Stored data

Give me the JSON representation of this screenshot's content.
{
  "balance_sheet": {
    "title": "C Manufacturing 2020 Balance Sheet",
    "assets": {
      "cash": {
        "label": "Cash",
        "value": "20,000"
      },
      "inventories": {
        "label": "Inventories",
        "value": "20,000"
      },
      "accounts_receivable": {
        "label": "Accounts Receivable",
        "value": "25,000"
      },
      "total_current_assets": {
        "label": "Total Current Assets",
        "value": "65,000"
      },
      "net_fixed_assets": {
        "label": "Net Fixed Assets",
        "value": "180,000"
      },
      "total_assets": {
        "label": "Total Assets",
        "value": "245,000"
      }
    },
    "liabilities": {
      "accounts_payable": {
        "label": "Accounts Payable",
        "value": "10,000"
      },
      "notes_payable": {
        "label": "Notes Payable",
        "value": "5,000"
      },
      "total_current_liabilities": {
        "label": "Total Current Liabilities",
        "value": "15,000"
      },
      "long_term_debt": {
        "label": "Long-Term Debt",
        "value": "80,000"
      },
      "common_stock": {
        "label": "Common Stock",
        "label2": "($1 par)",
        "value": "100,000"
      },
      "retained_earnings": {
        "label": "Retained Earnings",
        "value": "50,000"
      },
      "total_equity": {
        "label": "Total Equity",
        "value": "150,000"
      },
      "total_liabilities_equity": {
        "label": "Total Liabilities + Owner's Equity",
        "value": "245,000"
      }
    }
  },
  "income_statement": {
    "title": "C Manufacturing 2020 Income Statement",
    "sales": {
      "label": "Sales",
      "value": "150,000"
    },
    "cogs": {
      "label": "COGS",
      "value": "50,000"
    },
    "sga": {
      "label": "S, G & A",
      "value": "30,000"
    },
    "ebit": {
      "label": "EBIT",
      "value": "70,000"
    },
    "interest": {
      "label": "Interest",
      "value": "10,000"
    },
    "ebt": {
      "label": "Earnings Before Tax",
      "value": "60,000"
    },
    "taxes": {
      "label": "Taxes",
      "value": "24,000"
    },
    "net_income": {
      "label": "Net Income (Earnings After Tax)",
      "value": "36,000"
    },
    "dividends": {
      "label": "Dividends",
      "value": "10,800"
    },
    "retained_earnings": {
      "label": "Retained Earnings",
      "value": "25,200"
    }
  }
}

Request » Transcribe every record above exactly as it appears.

Written answer »
Give me the JSON representation of this screenshot's content.
{
  "balance_sheet": {
    "title": "C Manufacturing 2020 Balance Sheet",
    "assets": {
      "cash": {
        "label": "Cash",
        "value": "20,000"
      },
      "inventories": {
        "label": "Inventories",
        "value": "20,000"
      },
      "accounts_receivable": {
        "label": "Accounts Receivable",
        "value": "25,000"
      },
      "total_current_assets": {
        "label": "Total Current Assets",
        "value": "65,000"
      },
      "net_fixed_assets": {
        "label": "Net Fixed Assets",
        "value": "180,000"
      },
      "total_assets": {
        "label": "Total Assets",
        "value": "245,000"
      }
    },
    "liabilities": {
      "accounts_payable": {
        "label": "Accounts Payable",
        "value": "10,000"
      },
      "notes_payable": {
        "label": "Notes Payable",
        "value": "5,000"
      },
      "total_current_liabilities": {
        "label": "Total Current Liabilities",
        "value": "15,000"
      },
      "long_term_debt": {
        "label": "Long-Term Debt",
        "value": "80,000"
      },
      "common_stock": {
        "label": "Common Stock",
        "label2": "($1 par)",
        "value": "100,000"
      },
      "retained_earnings": {
        "label": "Retained Earnings",
        "value": "50,000"
      },
      "total_equity": {
        "label": "Total Equity",
        "value": "150,000"
      },
      "total_liabilities_equity": {
        "label": "Total Liabilities + Owner's Equity",
        "value": "245,000"
      }
    }
  },
  "income_statement": {
    "title": "C Manufacturing 2020 Income Statement",
    "sales": {
      "label": "Sales",
      "value": "150,000"
    },
    "cogs": {
      "label": "COGS",
      "value": "50,000"
    },
    "sga": {
      "label": "S, G & A",
      "value": "30,000"
    },
    "ebit": {
      "label": "EBIT",
      "value": "70,000"
    },
    "interest": {
      "label": "Interest",
      "value": "10,000"
    },
    "ebt": {
      "label": "Earnings Before Tax",
      "value": "60,000"
    },
    "taxes": {
      "label": "Taxes",
      "value": "24,000"
    },
    "net_income": {
      "label": "Net Income (Earnings After Tax)",
      "value": "36,000"
    },
    "dividends": {
      "label": "Dividends",
      "value": "10,800"
    },
    "retained_earnings": {
      "label": "Retained Earnings",
      "value": "25,200"
    }
  }
}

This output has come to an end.